***** Information given *****

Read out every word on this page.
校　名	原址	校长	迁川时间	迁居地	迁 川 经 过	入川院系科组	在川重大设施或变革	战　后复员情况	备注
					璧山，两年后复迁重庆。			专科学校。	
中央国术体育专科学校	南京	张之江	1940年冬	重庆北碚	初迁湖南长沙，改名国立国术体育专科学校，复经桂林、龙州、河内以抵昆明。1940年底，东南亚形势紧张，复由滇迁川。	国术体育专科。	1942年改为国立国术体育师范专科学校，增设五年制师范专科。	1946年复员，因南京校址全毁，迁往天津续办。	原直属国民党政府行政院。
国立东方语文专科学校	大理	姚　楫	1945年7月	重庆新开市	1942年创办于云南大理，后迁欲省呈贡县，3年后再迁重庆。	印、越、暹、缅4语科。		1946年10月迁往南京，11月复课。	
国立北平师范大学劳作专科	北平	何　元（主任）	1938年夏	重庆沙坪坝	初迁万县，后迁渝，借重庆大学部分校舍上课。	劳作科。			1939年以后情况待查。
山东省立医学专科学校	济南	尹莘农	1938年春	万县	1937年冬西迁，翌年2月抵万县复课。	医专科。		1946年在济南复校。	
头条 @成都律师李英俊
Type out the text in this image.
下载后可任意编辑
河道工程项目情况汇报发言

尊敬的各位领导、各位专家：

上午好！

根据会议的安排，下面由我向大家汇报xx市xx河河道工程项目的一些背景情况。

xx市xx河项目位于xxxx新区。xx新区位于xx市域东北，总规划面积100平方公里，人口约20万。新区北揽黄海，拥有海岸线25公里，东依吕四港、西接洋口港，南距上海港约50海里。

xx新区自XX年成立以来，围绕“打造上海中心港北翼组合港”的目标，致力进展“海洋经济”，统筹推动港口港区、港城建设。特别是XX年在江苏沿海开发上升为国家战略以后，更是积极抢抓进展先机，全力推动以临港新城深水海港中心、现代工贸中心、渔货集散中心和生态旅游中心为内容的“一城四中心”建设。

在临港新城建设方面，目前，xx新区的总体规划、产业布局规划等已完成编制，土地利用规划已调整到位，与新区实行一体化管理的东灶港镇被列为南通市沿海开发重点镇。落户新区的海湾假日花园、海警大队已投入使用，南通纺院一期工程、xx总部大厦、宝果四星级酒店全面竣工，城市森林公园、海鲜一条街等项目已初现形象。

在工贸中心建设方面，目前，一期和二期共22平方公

*****

Aim of the exercise: Quote every entry exactly.

Task output:
Read out every word on this page.
校　名	原址	校长	迁川时间	迁居地	迁 川 经 过	入川院系科组	在川重大设施或变革	战　后复员情况	备注
					璧山，两年后复迁重庆。			专科学校。	
中央国术体育专科学校	南京	张之江	1940年冬	重庆北碚	初迁湖南长沙，改名国立国术体育专科学校，复经桂林、龙州、河内以抵昆明。1940年底，东南亚形势紧张，复由滇迁川。	国术体育专科。	1942年改为国立国术体育师范专科学校，增设五年制师范专科。	1946年复员，因南京校址全毁，迁往天津续办。	原直属国民党政府行政院。
国立东方语文专科学校	大理	姚　楫	1945年7月	重庆新开市	1942年创办于云南大理，后迁欲省呈贡县，3年后再迁重庆。	印、越、暹、缅4语科。		1946年10月迁往南京，11月复课。	
国立北平师范大学劳作专科	北平	何　元（主任）	1938年夏	重庆沙坪坝	初迁万县，后迁渝，借重庆大学部分校舍上课。	劳作科。			1939年以后情况待查。
山东省立医学专科学校	济南	尹莘农	1938年春	万县	1937年冬西迁，翌年2月抵万县复课。	医专科。		1946年在济南复校。	
头条 @成都律师李英俊
Type out the text in this image.
下载后可任意编辑
河道工程项目情况汇报发言

尊敬的各位领导、各位专家：

上午好！

根据会议的安排，下面由我向大家汇报xx市xx河河道工程项目的一些背景情况。

xx市xx河项目位于xxxx新区。xx新区位于xx市域东北，总规划面积100平方公里，人口约20万。新区北揽黄海，拥有海岸线25公里，东依吕四港、西接洋口港，南距上海港约50海里。

xx新区自XX年成立以来，围绕“打造上海中心港北翼组合港”的目标，致力进展“海洋经济”，统筹推动港口港区、港城建设。特别是XX年在江苏沿海开发上升为国家战略以后，更是积极抢抓进展先机，全力推动以临港新城深水海港中心、现代工贸中心、渔货集散中心和生态旅游中心为内容的“一城四中心”建设。

在临港新城建设方面，目前，xx新区的总体规划、产业布局规划等已完成编制，土地利用规划已调整到位，与新区实行一体化管理的东灶港镇被列为南通市沿海开发重点镇。落户新区的海湾假日花园、海警大队已投入使用，南通纺院一期工程、xx总部大厦、宝果四星级酒店全面竣工，城市森林公园、海鲜一条街等项目已初现形象。

在工贸中心建设方面，目前，一期和二期共22平方公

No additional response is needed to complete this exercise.